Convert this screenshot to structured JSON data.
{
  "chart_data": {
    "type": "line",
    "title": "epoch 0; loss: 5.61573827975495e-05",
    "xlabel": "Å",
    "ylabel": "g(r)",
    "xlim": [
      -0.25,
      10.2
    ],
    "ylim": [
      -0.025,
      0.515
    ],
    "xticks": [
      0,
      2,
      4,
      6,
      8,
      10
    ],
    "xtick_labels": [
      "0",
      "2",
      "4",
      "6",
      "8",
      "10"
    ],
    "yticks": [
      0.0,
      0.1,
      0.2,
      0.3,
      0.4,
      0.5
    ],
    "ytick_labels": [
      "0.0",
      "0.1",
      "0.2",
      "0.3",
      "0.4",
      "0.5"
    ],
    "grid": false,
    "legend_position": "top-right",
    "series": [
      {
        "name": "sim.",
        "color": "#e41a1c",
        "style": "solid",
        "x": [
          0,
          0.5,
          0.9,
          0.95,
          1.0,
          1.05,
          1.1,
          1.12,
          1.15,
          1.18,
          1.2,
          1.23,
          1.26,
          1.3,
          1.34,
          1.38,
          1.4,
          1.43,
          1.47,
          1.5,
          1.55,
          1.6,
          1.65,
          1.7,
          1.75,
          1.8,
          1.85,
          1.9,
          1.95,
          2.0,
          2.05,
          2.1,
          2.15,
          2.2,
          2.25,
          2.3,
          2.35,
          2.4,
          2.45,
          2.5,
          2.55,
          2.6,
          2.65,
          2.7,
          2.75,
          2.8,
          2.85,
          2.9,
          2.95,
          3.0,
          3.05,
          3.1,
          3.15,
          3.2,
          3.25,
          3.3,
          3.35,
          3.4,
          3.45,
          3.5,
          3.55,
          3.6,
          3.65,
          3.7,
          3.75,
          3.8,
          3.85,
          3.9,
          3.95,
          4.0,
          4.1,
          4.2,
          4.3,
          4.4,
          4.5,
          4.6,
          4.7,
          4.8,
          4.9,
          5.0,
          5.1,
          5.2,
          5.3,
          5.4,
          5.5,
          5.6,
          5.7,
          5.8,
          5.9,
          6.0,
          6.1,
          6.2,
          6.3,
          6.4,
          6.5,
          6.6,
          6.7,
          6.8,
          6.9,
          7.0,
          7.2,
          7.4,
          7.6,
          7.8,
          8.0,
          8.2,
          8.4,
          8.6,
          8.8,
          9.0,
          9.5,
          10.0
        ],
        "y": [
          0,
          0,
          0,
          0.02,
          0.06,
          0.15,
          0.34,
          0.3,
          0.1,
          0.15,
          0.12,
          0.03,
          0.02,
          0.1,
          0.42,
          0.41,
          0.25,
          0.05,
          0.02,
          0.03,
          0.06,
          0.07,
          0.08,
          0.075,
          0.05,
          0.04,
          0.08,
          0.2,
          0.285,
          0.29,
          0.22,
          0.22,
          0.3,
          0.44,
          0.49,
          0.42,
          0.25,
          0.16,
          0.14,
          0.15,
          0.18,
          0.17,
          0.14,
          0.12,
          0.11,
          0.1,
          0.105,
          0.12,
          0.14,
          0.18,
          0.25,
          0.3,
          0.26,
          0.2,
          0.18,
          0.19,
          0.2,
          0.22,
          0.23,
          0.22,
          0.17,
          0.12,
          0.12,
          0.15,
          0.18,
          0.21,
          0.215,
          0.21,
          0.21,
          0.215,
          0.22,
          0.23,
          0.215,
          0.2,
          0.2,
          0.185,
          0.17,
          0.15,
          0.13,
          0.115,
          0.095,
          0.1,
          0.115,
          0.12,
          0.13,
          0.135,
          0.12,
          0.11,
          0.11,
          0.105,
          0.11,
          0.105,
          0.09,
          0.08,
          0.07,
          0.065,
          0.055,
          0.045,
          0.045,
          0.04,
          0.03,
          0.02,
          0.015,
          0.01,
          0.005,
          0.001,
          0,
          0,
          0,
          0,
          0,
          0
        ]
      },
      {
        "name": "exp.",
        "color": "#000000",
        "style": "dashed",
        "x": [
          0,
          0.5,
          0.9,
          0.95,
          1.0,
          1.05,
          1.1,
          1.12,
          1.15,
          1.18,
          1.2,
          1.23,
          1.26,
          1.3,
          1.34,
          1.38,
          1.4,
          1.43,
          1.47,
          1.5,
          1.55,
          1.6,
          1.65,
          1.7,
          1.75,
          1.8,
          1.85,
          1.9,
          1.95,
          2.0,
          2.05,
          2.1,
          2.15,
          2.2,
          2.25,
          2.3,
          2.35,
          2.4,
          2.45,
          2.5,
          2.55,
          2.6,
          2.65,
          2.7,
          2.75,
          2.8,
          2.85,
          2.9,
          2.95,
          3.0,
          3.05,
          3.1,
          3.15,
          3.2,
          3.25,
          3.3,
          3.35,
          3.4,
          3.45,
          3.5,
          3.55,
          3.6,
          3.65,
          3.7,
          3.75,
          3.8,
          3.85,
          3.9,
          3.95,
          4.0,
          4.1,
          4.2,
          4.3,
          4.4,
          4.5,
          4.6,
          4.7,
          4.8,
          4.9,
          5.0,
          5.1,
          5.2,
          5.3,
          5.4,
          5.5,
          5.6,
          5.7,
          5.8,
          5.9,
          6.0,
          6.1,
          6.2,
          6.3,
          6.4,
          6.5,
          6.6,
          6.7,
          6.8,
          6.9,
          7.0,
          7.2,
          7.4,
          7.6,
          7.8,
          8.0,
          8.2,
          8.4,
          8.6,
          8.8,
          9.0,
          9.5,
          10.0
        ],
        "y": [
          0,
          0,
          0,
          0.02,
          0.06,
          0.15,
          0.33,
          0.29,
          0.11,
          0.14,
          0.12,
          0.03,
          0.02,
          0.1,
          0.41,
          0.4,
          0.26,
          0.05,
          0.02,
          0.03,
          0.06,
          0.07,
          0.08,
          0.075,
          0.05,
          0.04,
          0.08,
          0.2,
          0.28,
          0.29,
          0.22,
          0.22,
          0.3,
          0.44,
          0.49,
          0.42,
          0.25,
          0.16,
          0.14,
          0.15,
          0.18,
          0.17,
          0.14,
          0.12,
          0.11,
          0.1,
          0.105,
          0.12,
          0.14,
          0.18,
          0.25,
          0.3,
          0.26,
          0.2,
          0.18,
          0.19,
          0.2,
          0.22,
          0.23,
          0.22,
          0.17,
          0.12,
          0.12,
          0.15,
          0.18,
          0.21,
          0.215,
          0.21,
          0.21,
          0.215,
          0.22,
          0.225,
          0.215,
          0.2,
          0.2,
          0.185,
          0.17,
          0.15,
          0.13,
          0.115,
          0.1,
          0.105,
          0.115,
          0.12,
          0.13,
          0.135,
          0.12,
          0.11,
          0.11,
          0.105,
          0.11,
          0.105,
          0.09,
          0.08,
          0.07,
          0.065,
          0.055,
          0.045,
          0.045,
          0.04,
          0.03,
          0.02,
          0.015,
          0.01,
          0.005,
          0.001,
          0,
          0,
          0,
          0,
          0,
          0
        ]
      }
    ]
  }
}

- _YOUR TASK_
Output the entries verbatim.

- _ANSWER TO THE TASK_
Convert this screenshot to structured JSON data.
{
  "chart_data": {
    "type": "line",
    "title": "epoch 0; loss: 5.61573827975495e-05",
    "xlabel": "Å",
    "ylabel": "g(r)",
    "xlim": [
      -0.25,
      10.2
    ],
    "ylim": [
      -0.025,
      0.515
    ],
    "xticks": [
      0,
      2,
      4,
      6,
      8,
      10
    ],
    "xtick_labels": [
      "0",
      "2",
      "4",
      "6",
      "8",
      "10"
    ],
    "yticks": [
      0.0,
      0.1,
      0.2,
      0.3,
      0.4,
      0.5
    ],
    "ytick_labels": [
      "0.0",
      "0.1",
      "0.2",
      "0.3",
      "0.4",
      "0.5"
    ],
    "grid": false,
    "legend_position": "top-right",
    "series": [
      {
        "name": "sim.",
        "color": "#e41a1c",
        "style": "solid",
        "x": [
          0,
          0.5,
          0.9,
          0.95,
          1.0,
          1.05,
          1.1,
          1.12,
          1.15,
          1.18,
          1.2,
          1.23,
          1.26,
          1.3,
          1.34,
          1.38,
          1.4,
          1.43,
          1.47,
          1.5,
          1.55,
          1.6,
          1.65,
          1.7,
          1.75,
          1.8,
          1.85,
          1.9,
          1.95,
          2.0,
          2.05,
          2.1,
          2.15,
          2.2,
          2.25,
          2.3,
          2.35,
          2.4,
          2.45,
          2.5,
          2.55,
          2.6,
          2.65,
          2.7,
          2.75,
          2.8,
          2.85,
          2.9,
          2.95,
          3.0,
          3.05,
          3.1,
          3.15,
          3.2,
          3.25,
          3.3,
          3.35,
          3.4,
          3.45,
          3.5,
          3.55,
          3.6,
          3.65,
          3.7,
          3.75,
          3.8,
          3.85,
          3.9,
          3.95,
          4.0,
          4.1,
          4.2,
          4.3,
          4.4,
          4.5,
          4.6,
          4.7,
          4.8,
          4.9,
          5.0,
          5.1,
          5.2,
          5.3,
          5.4,
          5.5,
          5.6,
          5.7,
          5.8,
          5.9,
          6.0,
          6.1,
          6.2,
          6.3,
          6.4,
          6.5,
          6.6,
          6.7,
          6.8,
          6.9,
          7.0,
          7.2,
          7.4,
          7.6,
          7.8,
          8.0,
          8.2,
          8.4,
          8.6,
          8.8,
          9.0,
          9.5,
          10.0
        ],
        "y": [
          0,
          0,
          0,
          0.02,
          0.06,
          0.15,
          0.34,
          0.3,
          0.1,
          0.15,
          0.12,
          0.03,
          0.02,
          0.1,
          0.42,
          0.41,
          0.25,
          0.05,
          0.02,
          0.03,
          0.06,
          0.07,
          0.08,
          0.075,
          0.05,
          0.04,
          0.08,
          0.2,
          0.285,
          0.29,
          0.22,
          0.22,
          0.3,
          0.44,
          0.49,
          0.42,
          0.25,
          0.16,
          0.14,
          0.15,
          0.18,
          0.17,
          0.14,
          0.12,
          0.11,
          0.1,
          0.105,
          0.12,
          0.14,
          0.18,
          0.25,
          0.3,
          0.26,
          0.2,
          0.18,
          0.19,
          0.2,
          0.22,
          0.23,
          0.22,
          0.17,
          0.12,
          0.12,
          0.15,
          0.18,
          0.21,
          0.215,
          0.21,
          0.21,
          0.215,
          0.22,
          0.23,
          0.215,
          0.2,
          0.2,
          0.185,
          0.17,
          0.15,
          0.13,
          0.115,
          0.095,
          0.1,
          0.115,
          0.12,
          0.13,
          0.135,
          0.12,
          0.11,
          0.11,
          0.105,
          0.11,
          0.105,
          0.09,
          0.08,
          0.07,
          0.065,
          0.055,
          0.045,
          0.045,
          0.04,
          0.03,
          0.02,
          0.015,
          0.01,
          0.005,
          0.001,
          0,
          0,
          0,
          0,
          0,
          0
        ]
      },
      {
        "name": "exp.",
        "color": "#000000",
        "style": "dashed",
        "x": [
          0,
          0.5,
          0.9,
          0.95,
          1.0,
          1.05,
          1.1,
          1.12,
          1.15,
          1.18,
          1.2,
          1.23,
          1.26,
          1.3,
          1.34,
          1.38,
          1.4,
          1.43,
          1.47,
          1.5,
          1.55,
          1.6,
          1.65,
          1.7,
          1.75,
          1.8,
          1.85,
          1.9,
          1.95,
          2.0,
          2.05,
          2.1,
          2.15,
          2.2,
          2.25,
          2.3,
          2.35,
          2.4,
          2.45,
          2.5,
          2.55,
          2.6,
          2.65,
          2.7,
          2.75,
          2.8,
          2.85,
          2.9,
          2.95,
          3.0,
          3.05,
          3.1,
          3.15,
          3.2,
          3.25,
          3.3,
          3.35,
          3.4,
          3.45,
          3.5,
          3.55,
          3.6,
          3.65,
          3.7,
          3.75,
          3.8,
          3.85,
          3.9,
          3.95,
          4.0,
          4.1,
          4.2,
          4.3,
          4.4,
          4.5,
          4.6,
          4.7,
          4.8,
          4.9,
          5.0,
          5.1,
          5.2,
          5.3,
          5.4,
          5.5,
          5.6,
          5.7,
          5.8,
          5.9,
          6.0,
          6.1,
          6.2,
          6.3,
          6.4,
          6.5,
          6.6,
          6.7,
          6.8,
          6.9,
          7.0,
          7.2,
          7.4,
          7.6,
          7.8,
          8.0,
          8.2,
          8.4,
          8.6,
          8.8,
          9.0,
          9.5,
          10.0
        ],
        "y": [
          0,
          0,
          0,
          0.02,
          0.06,
          0.15,
          0.33,
          0.29,
          0.11,
          0.14,
          0.12,
          0.03,
          0.02,
          0.1,
          0.41,
          0.4,
          0.26,
          0.05,
          0.02,
          0.03,
          0.06,
          0.07,
          0.08,
          0.075,
          0.05,
          0.04,
          0.08,
          0.2,
          0.28,
          0.29,
          0.22,
          0.22,
          0.3,
          0.44,
          0.49,
          0.42,
          0.25,
          0.16,
          0.14,
          0.15,
          0.18,
          0.17,
          0.14,
          0.12,
          0.11,
          0.1,
          0.105,
          0.12,
          0.14,
          0.18,
          0.25,
          0.3,
          0.26,
          0.2,
          0.18,
          0.19,
          0.2,
          0.22,
          0.23,
          0.22,
          0.17,
          0.12,
          0.12,
          0.15,
          0.18,
          0.21,
          0.215,
          0.21,
          0.21,
          0.215,
          0.22,
          0.225,
          0.215,
          0.2,
          0.2,
          0.185,
          0.17,
          0.15,
          0.13,
          0.115,
          0.1,
          0.105,
          0.115,
          0.12,
          0.13,
          0.135,
          0.12,
          0.11,
          0.11,
          0.105,
          0.11,
          0.105,
          0.09,
          0.08,
          0.07,
          0.065,
          0.055,
          0.045,
          0.045,
          0.04,
          0.03,
          0.02,
          0.015,
          0.01,
          0.005,
          0.001,
          0,
          0,
          0,
          0,
          0,
          0
        ]
      }
    ]
  }
}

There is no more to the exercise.